**TASKS TO COMPLETE:**
1 – Please print the passage of the Susan Graham interview from "Susan Graham: Oh" up to and including "up your piano?".
2 – In the Susan Graham interview, who sang Despina in the first opera she saw live?
3 – Go on with the Susan Graham interview from the point where it stops.

[BEGIN EXCERPTED TEXT]

Susan, as you know, just knocked the socks off of everyone at the Tucker Gala on Sunday. She did a gala last night for WQXR. She's here tonight, and I said, "Are you in New York?" She said, "I'm in New York for a month, and I'm not doing anything, except this is my third event in a row". So, Susan is just one of the truly generous spirits in our business.

Susan Graham: Thank you.

Marc A. Scorca: I always like to start off with the same question. Who brought you to your first opera?

Susan Graham: My high school voice teacher, in Midland, Texas and I had never seen an opera live before. In fact, in my house, opera was the thing you changed the channel from on the television. But it was Così fan tutte and it was at my high school auditorium, but it was the touring leg of the Houston Grand Opera, so it was Texas Opera Theater. And they came through my town and it was Così fan tutte and Sunny Joy Langton was singing Despina. And I remember seeing her, and I was already a student of piano and I played a lot of Mozart and I thought, "It's Mozart, it's acting, it's comedy, and she gets to drink hot chocolate". I wanna do that. Now, I still haven't sung Despina, but, you know, it could happen.

Marc A. Scorca: So, had you identified in high school, at that point, that you had a vocal talent, or are you still just a pianist and hadn't yet discovered your voice?

Susan Graham: I think that was probably my senior year. So, I think I had just sung Maria in The Sound of Music.

Marc A. Scorca: In the high school musical?

Susan Graham: Oh yes, in the high school musical. And so the drama-theatrical bug had started to nibble on me a little bit because, as I said, I'd been a pianist for a long time, and I'd always done vocal competitions as well, though, because, you know, in Texas there's a competition for everything. And if you can do anything halfway well, somebody's gonna throw you in a contest for it. Yeah, I did Beethoven piano sonata competitions and voice competitions. And down the road, they had a Chili Cook-off and a Rattlesnake Roundup. I didn't do either one of those. Yet.

Marc A. Scorca: But you still played. You accompanied yourself last night, so you still keep up your piano?

Susan Graham: I do. It's a funny story. When I was in college, I had a lot of boyfriends who were baritones, and so I'm really good at playing (mimes piano playing) the baritone rep. I used to play for their voice lessons, and I even played a couple of junior recitals. I was pretty into the whole piano thing, as well as being a voice major. But last year, I did this French duet tour with Renée Fleming. And it was a whole concert of French duets, with little solo groups here and there. And as encores, we were each gonna sing some solos, and then we had a couple of duet encores too. So the pianist was Brad (Bradley) Moore. So one day, we took a break from rehearsal before the first concert, and I was gonna do La Vie en Rose as an encore with Brad playing. And they went out to get coffee, and I stayed back to practice some stuff, and they came back and I was playing it and singing it. And Renée walked in the room and she said, "What?" And I said, "Dude, you've known me for 25 years; you know I can play the piano". And she said, "Well, I know you play the piano, but I didn't know you played like (emphasis) that." She said, "You've gotta do that, you've gotta do that". I said, "Well, what do you mean?" She says, "In the concert, you've gotta play for yourself". I said, "Oh no, I can't do that. I haven't played in front of people in 30 years". But she talked me into it, and by the end of the tour, that was my favorite moment.

[END EXCERPTED TEXT]
[BEGIN DATA LINES]

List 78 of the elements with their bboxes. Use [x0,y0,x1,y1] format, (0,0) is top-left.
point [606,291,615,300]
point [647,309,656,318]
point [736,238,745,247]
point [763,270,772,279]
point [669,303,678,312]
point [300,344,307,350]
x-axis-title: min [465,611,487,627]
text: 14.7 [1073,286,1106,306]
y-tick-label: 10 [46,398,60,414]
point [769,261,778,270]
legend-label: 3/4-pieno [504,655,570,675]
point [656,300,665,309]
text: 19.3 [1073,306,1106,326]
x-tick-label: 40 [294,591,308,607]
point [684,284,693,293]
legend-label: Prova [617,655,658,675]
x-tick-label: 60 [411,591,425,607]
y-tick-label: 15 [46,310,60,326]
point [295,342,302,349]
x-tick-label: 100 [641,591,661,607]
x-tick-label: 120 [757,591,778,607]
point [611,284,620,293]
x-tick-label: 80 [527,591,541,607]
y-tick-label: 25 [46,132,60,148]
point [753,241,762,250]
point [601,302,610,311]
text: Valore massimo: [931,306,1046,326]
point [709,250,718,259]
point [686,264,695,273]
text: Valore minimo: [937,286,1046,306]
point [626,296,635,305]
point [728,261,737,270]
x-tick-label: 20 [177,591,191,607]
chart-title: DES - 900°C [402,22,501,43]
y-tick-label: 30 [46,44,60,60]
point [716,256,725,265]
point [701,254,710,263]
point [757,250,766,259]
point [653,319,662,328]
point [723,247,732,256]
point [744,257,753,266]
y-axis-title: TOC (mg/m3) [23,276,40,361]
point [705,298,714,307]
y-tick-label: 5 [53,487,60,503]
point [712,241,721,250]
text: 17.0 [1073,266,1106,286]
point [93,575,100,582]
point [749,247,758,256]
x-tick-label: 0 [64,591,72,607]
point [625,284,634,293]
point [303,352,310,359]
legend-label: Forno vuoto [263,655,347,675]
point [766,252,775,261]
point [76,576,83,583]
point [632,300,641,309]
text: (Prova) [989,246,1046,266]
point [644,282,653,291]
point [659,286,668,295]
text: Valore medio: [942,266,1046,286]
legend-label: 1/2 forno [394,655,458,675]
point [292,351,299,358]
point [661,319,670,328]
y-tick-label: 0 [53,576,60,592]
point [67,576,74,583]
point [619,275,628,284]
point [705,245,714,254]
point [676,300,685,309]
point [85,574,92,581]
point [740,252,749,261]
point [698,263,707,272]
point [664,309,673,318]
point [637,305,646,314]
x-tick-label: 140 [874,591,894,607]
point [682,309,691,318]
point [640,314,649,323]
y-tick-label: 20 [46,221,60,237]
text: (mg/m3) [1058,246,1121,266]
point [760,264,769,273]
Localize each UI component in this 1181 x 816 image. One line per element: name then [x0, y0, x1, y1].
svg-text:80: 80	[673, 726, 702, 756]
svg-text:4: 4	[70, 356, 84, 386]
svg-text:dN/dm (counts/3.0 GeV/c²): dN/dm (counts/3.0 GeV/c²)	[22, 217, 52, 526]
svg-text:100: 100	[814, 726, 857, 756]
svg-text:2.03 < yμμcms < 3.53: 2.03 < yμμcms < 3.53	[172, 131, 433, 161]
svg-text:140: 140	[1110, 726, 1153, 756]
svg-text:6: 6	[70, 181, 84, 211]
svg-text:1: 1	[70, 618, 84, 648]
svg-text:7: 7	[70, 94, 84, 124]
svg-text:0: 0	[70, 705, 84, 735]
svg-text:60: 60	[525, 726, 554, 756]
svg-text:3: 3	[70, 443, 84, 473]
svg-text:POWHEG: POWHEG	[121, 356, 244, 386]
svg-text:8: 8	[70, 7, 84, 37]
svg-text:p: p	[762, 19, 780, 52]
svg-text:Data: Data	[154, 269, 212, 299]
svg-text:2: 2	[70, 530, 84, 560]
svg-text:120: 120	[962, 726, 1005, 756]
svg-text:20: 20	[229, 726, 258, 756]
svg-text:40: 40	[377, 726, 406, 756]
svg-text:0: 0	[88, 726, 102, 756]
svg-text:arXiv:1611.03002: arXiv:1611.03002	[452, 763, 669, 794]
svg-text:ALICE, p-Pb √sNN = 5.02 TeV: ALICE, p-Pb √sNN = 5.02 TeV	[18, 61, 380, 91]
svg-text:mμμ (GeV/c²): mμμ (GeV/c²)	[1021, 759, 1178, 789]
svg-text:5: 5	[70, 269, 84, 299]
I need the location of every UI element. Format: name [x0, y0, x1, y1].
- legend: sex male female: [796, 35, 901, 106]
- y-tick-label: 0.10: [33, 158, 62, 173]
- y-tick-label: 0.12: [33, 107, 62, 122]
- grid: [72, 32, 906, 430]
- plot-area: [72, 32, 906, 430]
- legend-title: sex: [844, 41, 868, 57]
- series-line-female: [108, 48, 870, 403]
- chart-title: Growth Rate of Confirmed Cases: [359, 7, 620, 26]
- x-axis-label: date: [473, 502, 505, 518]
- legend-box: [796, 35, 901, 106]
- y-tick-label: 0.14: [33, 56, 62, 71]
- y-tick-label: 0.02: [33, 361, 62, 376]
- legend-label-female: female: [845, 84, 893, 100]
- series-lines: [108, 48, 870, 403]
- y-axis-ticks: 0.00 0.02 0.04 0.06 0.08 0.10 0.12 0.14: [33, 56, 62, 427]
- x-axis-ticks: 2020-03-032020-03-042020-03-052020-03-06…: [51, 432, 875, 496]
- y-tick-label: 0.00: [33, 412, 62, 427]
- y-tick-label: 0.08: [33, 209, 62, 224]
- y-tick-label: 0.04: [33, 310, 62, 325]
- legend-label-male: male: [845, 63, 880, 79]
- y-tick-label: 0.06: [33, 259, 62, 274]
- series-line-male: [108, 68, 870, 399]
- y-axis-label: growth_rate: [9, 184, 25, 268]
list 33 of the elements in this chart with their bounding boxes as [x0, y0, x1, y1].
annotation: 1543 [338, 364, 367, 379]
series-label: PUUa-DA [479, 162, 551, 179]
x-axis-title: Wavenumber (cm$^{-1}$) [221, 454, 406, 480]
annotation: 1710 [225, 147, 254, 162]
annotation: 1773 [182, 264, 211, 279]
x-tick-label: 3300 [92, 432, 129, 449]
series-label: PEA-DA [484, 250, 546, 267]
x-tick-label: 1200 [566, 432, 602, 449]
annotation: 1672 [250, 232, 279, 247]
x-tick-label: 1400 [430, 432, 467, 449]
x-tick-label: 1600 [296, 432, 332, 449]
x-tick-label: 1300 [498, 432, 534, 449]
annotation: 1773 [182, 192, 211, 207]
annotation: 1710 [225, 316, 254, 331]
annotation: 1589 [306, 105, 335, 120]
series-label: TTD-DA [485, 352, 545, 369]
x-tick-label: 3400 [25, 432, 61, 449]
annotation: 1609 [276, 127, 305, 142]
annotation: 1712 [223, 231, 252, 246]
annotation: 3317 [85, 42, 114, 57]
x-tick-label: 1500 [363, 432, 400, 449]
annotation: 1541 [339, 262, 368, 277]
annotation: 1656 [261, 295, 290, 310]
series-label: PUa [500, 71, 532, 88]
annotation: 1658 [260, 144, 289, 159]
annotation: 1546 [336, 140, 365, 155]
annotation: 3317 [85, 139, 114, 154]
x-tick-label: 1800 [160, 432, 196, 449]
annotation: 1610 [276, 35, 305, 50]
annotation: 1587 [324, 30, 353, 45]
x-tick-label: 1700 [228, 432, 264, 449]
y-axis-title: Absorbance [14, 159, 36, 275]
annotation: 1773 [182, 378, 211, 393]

[END DATA LINES]

**ANSWERS PROVIDED:**
1 –
Susan Graham: Oh yes, in the high school musical. And so the drama-theatrical bug had started to nibble on me a little bit because, as I said, I'd been a pianist for a long time, and I'd always done vocal competitions as well, though, because, you know, in Texas there's a competition for everything. And if you can do anything halfway well, somebody's gonna throw you in a contest for it. Yeah, I did Beethoven piano sonata competitions and voice competitions. And down the road, they had a Chili Cook-off and a Rattlesnake Roundup. I didn't do either one of those. Yet.

Marc A. Scorca: But you still played. You accompanied yourself last night, so you still keep up your piano?

2 – Sunny Joy Langton

3 –
Marc A. Scorca: Oh how wonderful. Now, I'm skipping ahead a little bit, but I'm curious in your role preparation, if you're taking on a new role, do you sit down at the piano and work through the score?

Susan Graham: Absolutely. Do you know how many hundreds of thousands of dollars I've saved on coaches over the years? Not that I don't still employ coaches, because they're very valuable, but the preparation, the preliminary part: oh, yeah. I sit down and play through the whole score before I even open my mouth.

Marc A. Scorca: And begin just getting the musical vocabulary, the musical language of that opera into you.

Susan Graham: And as a result, I'm one of those people for whom the music goes in very quickly, and the words take forever. That's the hard part.

Marc A. Scorca: I was gonna ask you about that. So, when you're learning a new role, the music, the melodies, that's in you first. And then the words come in.

Susan Graham: Yes. And I was always that kid in music history class when they played Drop the Needle. I could hum the whole symphony, but I couldn't name it.

Marc A. Scorca: As I said in the introduction, we focus in these conversations, some about career development, as young artists will watch this interview. And here you were: born in New Mexico, but brought up in Texas. You went to college in Texas. And then you came to New York to MSM (Manhattan School of Music). That was quite a dramatic change. Had you been to New York before? Was that your first time?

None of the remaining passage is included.